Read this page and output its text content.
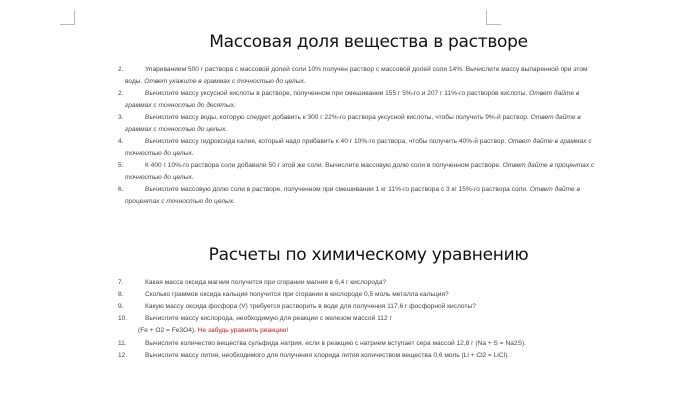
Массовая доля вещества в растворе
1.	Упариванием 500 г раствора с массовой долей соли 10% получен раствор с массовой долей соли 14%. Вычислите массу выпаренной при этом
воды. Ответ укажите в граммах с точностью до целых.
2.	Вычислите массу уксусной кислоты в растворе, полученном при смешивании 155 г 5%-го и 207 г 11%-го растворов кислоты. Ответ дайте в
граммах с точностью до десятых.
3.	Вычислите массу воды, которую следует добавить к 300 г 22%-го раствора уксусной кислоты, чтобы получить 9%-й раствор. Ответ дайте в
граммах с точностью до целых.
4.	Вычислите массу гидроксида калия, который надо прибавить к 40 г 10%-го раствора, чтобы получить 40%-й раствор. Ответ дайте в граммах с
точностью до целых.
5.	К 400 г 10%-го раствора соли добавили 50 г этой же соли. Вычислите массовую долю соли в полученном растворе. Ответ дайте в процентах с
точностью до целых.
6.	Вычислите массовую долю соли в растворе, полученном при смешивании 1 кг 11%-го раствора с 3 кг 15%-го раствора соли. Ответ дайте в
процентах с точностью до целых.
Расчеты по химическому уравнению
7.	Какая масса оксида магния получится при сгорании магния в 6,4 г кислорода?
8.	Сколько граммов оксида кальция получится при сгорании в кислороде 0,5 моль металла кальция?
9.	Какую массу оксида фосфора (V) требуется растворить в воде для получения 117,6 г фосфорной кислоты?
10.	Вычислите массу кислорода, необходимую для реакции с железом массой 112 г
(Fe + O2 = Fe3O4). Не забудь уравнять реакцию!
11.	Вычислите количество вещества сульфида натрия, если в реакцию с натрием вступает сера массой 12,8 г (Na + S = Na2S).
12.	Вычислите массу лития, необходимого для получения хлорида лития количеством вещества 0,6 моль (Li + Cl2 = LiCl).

☆ ☆ ☆

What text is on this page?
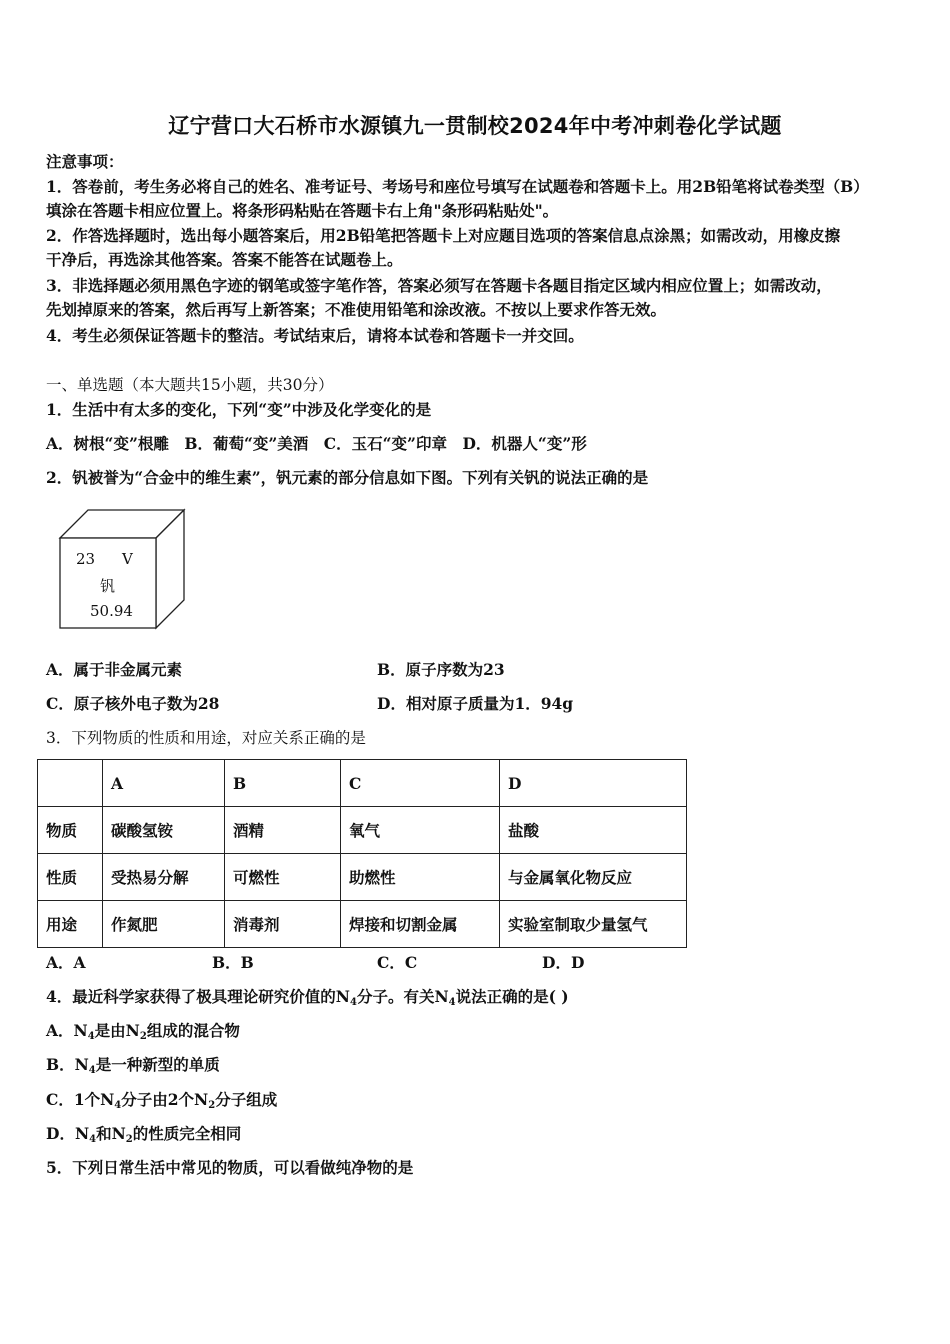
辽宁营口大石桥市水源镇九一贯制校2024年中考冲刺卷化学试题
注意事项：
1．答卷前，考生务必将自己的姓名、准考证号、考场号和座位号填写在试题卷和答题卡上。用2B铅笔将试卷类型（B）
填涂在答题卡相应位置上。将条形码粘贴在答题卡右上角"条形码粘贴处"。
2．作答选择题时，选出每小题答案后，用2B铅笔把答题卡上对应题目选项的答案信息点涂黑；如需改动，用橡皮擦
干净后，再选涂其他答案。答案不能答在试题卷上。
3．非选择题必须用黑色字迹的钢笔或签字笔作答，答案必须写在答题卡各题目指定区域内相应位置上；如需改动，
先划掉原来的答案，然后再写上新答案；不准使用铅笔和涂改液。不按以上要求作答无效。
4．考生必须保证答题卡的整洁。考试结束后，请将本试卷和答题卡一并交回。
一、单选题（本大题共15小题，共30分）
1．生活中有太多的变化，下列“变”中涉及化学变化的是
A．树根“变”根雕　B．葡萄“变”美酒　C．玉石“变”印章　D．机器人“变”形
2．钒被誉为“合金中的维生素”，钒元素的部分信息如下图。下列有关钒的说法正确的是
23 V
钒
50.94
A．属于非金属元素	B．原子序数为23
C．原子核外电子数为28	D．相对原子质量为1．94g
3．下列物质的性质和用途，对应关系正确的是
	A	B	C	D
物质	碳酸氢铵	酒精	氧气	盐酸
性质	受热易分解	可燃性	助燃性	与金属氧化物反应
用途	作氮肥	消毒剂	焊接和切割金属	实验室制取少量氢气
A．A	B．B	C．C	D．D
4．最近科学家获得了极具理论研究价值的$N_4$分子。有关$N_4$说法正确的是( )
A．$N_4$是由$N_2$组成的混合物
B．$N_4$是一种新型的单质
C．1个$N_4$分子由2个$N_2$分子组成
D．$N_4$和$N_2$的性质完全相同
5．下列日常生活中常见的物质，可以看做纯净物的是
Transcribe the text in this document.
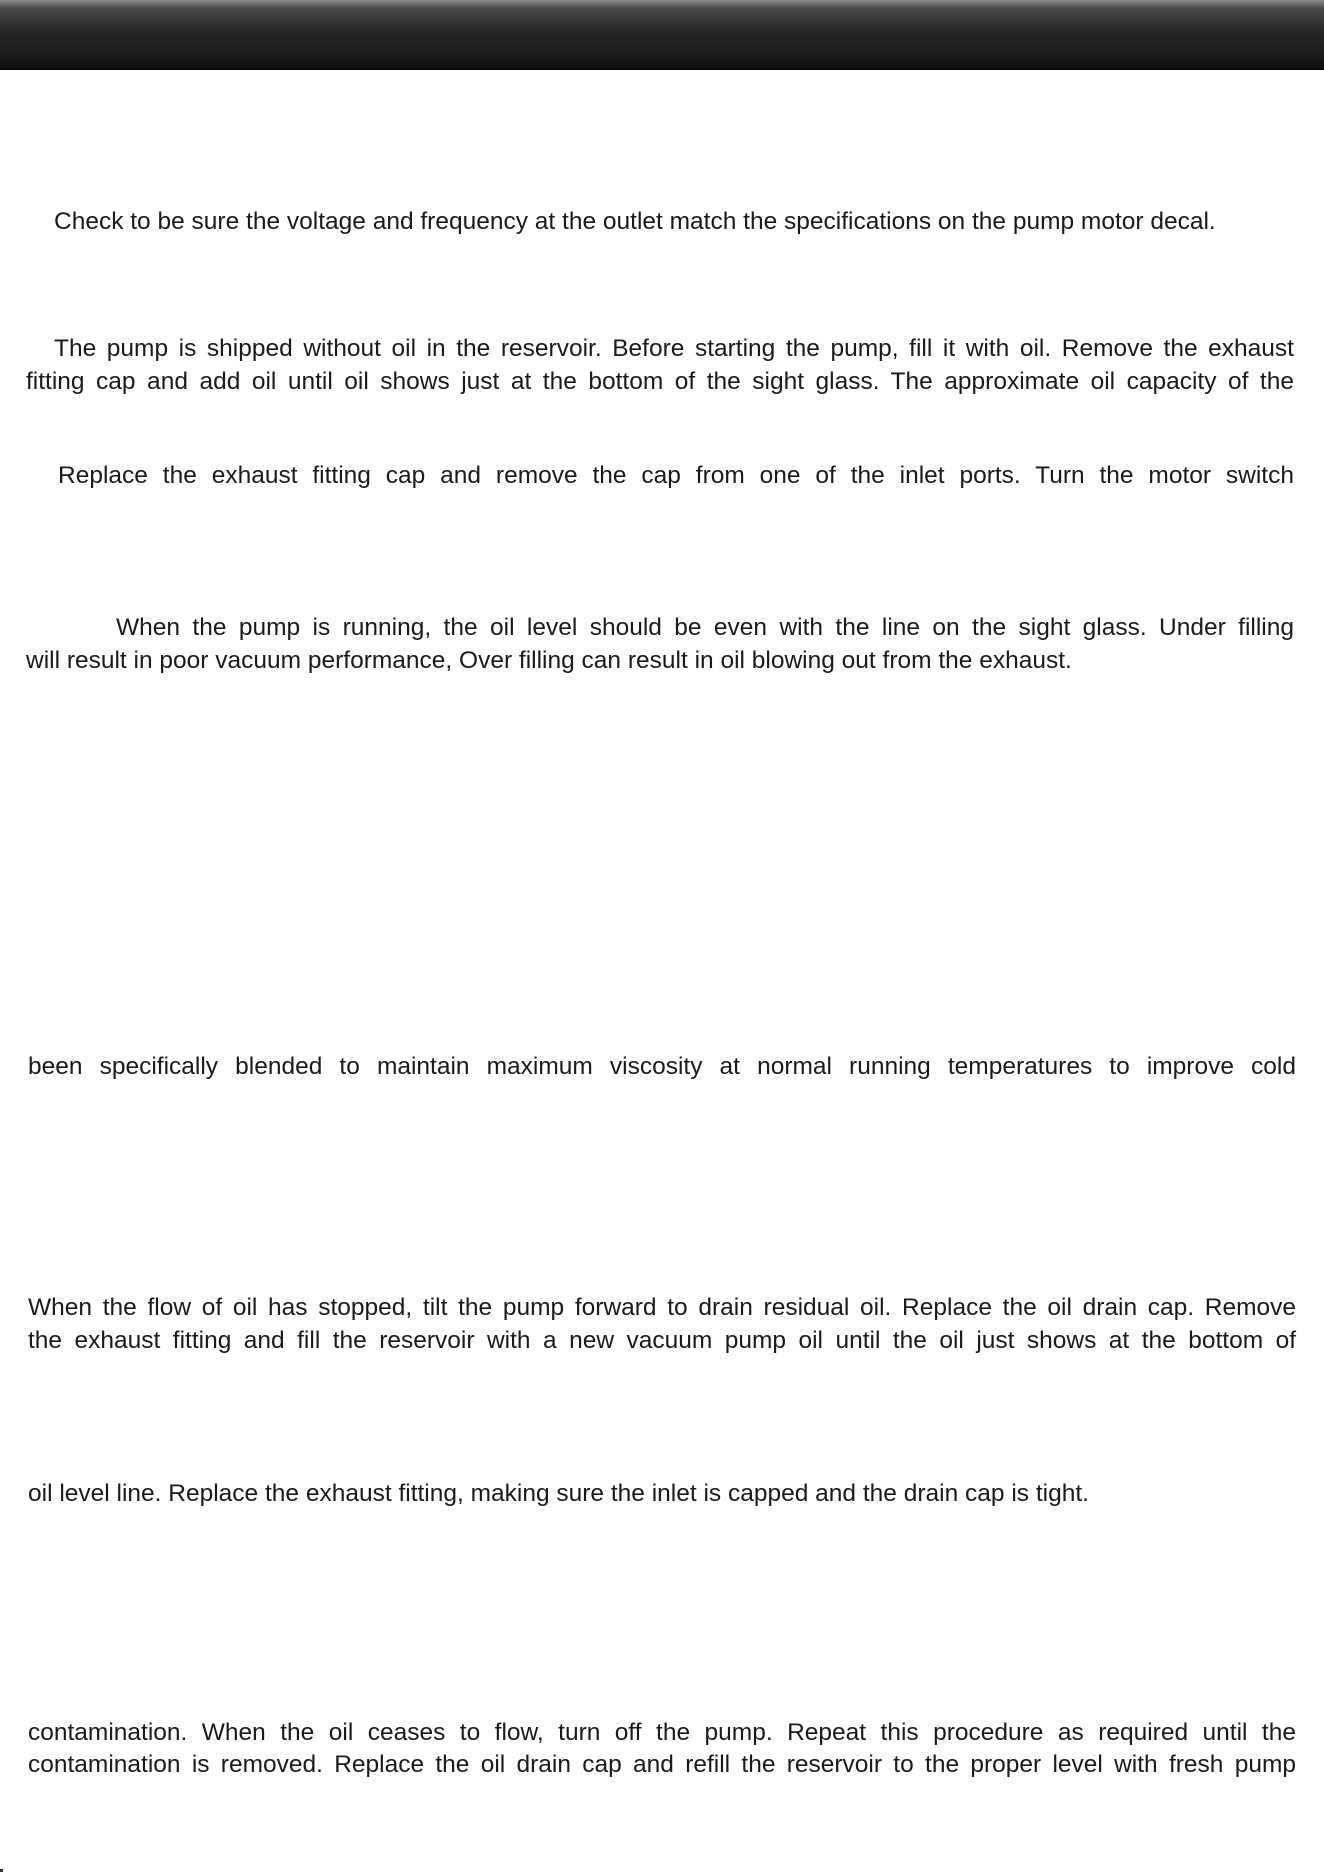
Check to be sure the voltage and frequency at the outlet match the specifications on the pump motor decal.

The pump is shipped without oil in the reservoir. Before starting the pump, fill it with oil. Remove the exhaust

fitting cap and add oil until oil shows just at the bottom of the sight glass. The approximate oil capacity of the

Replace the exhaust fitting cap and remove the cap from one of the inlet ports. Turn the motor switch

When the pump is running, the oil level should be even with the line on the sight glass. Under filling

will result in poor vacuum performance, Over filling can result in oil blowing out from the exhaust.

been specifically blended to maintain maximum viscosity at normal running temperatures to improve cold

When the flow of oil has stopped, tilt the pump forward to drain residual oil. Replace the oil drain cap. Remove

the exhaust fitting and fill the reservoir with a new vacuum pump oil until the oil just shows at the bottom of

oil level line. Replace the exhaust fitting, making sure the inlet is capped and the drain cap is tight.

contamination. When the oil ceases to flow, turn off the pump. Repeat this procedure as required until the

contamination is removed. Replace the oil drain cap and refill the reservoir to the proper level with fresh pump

☆ ☆ ☆

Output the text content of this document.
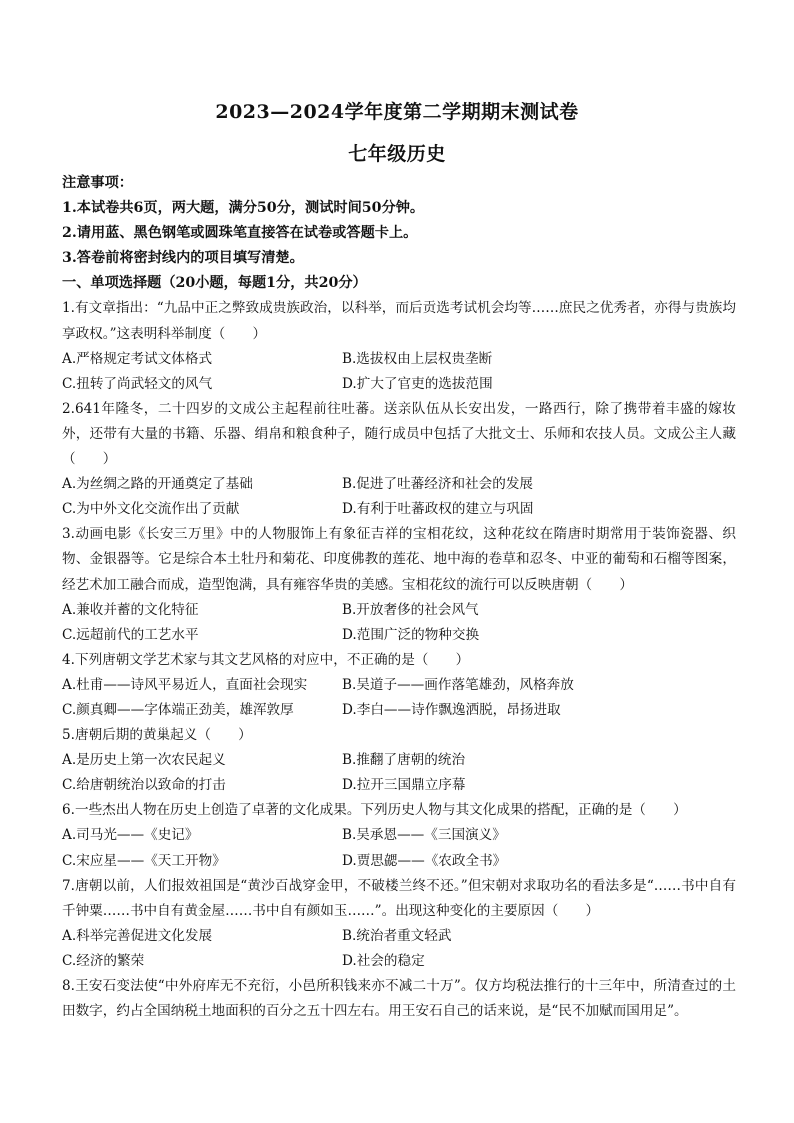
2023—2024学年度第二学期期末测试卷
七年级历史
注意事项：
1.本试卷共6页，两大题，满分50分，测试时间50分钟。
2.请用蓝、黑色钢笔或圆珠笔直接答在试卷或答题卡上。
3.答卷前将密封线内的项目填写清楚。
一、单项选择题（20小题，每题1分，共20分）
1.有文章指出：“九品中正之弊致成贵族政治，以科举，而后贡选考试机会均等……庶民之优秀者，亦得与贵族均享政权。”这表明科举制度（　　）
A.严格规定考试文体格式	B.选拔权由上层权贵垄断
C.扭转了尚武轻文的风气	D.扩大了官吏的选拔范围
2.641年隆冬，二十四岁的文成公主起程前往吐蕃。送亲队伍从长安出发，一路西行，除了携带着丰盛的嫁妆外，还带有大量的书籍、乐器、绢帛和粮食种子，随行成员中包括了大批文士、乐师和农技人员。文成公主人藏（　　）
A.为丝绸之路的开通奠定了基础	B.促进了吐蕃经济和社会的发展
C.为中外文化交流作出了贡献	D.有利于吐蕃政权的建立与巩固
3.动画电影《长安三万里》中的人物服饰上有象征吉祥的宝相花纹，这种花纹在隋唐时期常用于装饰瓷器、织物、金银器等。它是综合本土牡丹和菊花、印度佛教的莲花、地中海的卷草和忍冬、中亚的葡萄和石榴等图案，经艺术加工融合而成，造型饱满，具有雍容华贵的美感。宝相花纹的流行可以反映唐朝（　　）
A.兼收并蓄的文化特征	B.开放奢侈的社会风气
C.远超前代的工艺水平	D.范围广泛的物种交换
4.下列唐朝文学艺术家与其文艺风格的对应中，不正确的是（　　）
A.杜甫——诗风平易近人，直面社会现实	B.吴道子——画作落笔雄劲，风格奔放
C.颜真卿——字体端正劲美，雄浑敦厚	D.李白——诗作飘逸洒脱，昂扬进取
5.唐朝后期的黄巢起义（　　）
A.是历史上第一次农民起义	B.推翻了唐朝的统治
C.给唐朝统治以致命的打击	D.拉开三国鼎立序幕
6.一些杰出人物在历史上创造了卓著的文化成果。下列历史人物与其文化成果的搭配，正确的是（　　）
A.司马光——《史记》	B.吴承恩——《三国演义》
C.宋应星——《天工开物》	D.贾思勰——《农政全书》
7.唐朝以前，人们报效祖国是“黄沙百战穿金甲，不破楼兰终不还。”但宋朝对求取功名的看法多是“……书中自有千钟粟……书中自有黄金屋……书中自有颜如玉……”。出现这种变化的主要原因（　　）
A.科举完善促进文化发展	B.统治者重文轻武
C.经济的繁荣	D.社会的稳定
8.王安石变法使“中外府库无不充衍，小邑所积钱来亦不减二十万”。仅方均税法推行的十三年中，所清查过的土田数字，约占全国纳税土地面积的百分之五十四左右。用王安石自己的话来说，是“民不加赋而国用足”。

☆ ☆ ☆

- **Aim**
Count every line of the records that holds "inlet". State the number, nothing else.

- **Result for this exercise**
2